§ The problem: Leave out the pictures and copy the remaining records exactly.
+-------+
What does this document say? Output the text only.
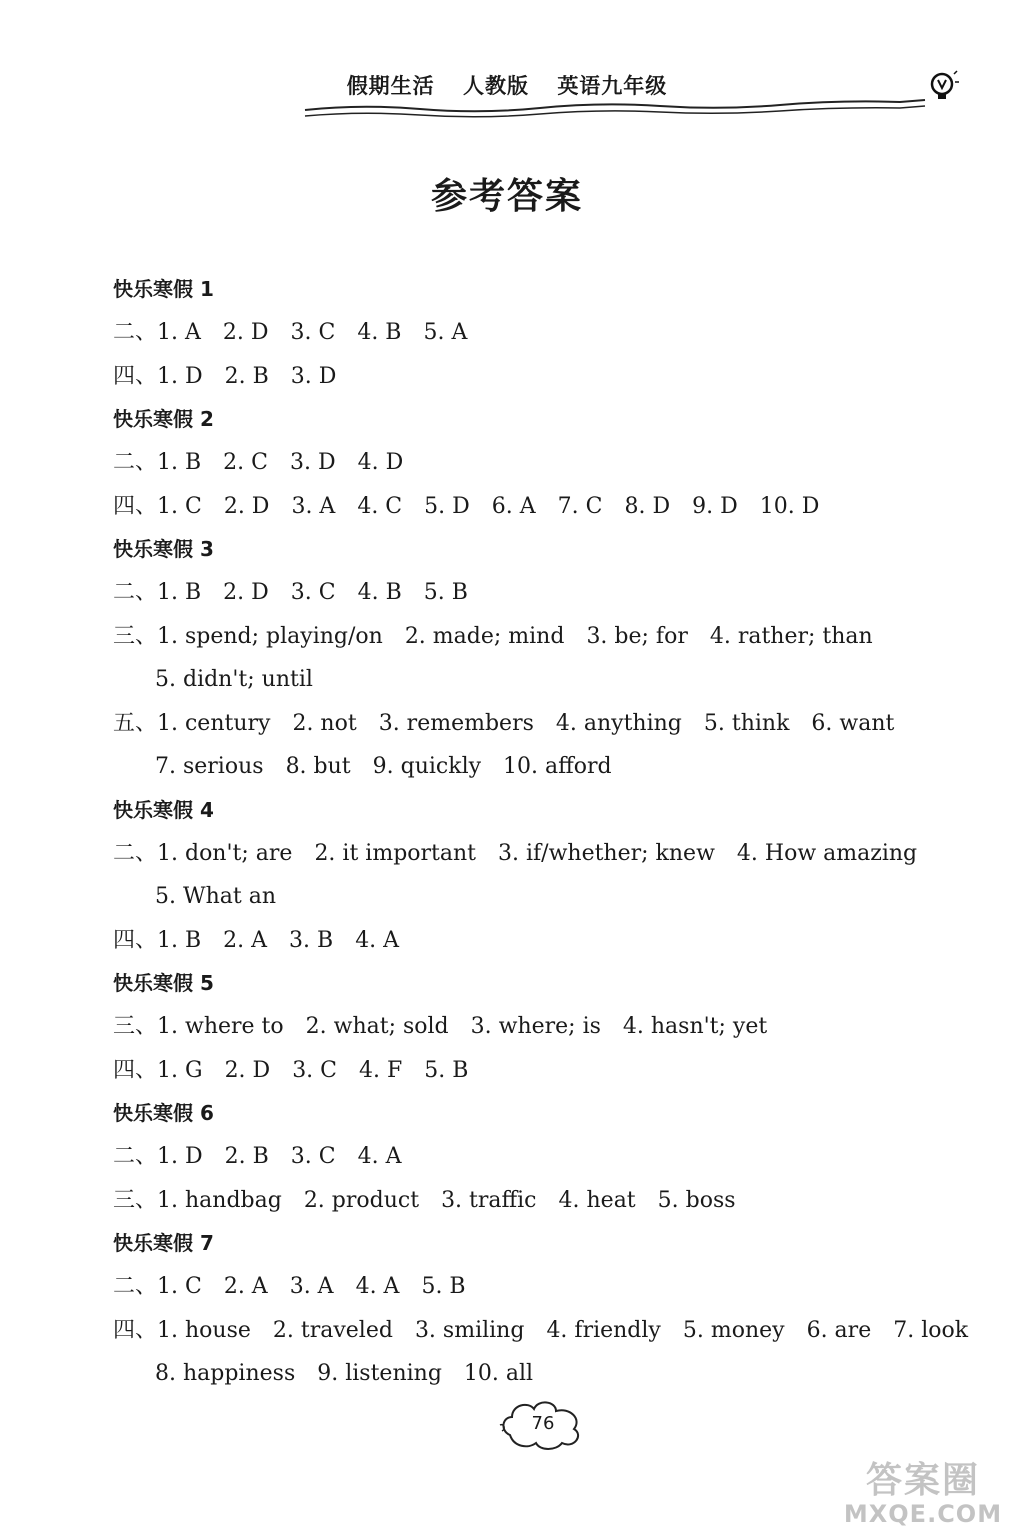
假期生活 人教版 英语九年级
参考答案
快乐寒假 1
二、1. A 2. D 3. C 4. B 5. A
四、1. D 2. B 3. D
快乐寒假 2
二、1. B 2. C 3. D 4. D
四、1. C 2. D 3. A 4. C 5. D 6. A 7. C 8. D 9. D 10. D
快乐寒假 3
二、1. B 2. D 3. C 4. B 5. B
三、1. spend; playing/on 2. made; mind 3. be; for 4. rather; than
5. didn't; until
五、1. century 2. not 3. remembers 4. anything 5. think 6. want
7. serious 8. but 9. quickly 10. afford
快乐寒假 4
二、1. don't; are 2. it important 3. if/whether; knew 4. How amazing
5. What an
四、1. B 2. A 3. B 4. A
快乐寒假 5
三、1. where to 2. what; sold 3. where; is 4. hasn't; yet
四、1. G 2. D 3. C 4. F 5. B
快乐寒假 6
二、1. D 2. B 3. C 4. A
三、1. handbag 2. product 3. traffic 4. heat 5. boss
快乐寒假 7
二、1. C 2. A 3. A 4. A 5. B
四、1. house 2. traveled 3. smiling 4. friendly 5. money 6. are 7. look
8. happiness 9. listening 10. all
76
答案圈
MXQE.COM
+-------+
§ Correct output:
What does this document say? Output the text only.
假期生活 人教版 英语九年级
参考答案
快乐寒假 1
二、1. A 2. D 3. C 4. B 5. A
四、1. D 2. B 3. D
快乐寒假 2
二、1. B 2. C 3. D 4. D
四、1. C 2. D 3. A 4. C 5. D 6. A 7. C 8. D 9. D 10. D
快乐寒假 3
二、1. B 2. D 3. C 4. B 5. B
三、1. spend; playing/on 2. made; mind 3. be; for 4. rather; than
5. didn't; until
五、1. century 2. not 3. remembers 4. anything 5. think 6. want
7. serious 8. but 9. quickly 10. afford
快乐寒假 4
二、1. don't; are 2. it important 3. if/whether; knew 4. How amazing
5. What an
四、1. B 2. A 3. B 4. A
快乐寒假 5
三、1. where to 2. what; sold 3. where; is 4. hasn't; yet
四、1. G 2. D 3. C 4. F 5. B
快乐寒假 6
二、1. D 2. B 3. C 4. A
三、1. handbag 2. product 3. traffic 4. heat 5. boss
快乐寒假 7
二、1. C 2. A 3. A 4. A 5. B
四、1. house 2. traveled 3. smiling 4. friendly 5. money 6. are 7. look
8. happiness 9. listening 10. all
76
答案圈
MXQE.COM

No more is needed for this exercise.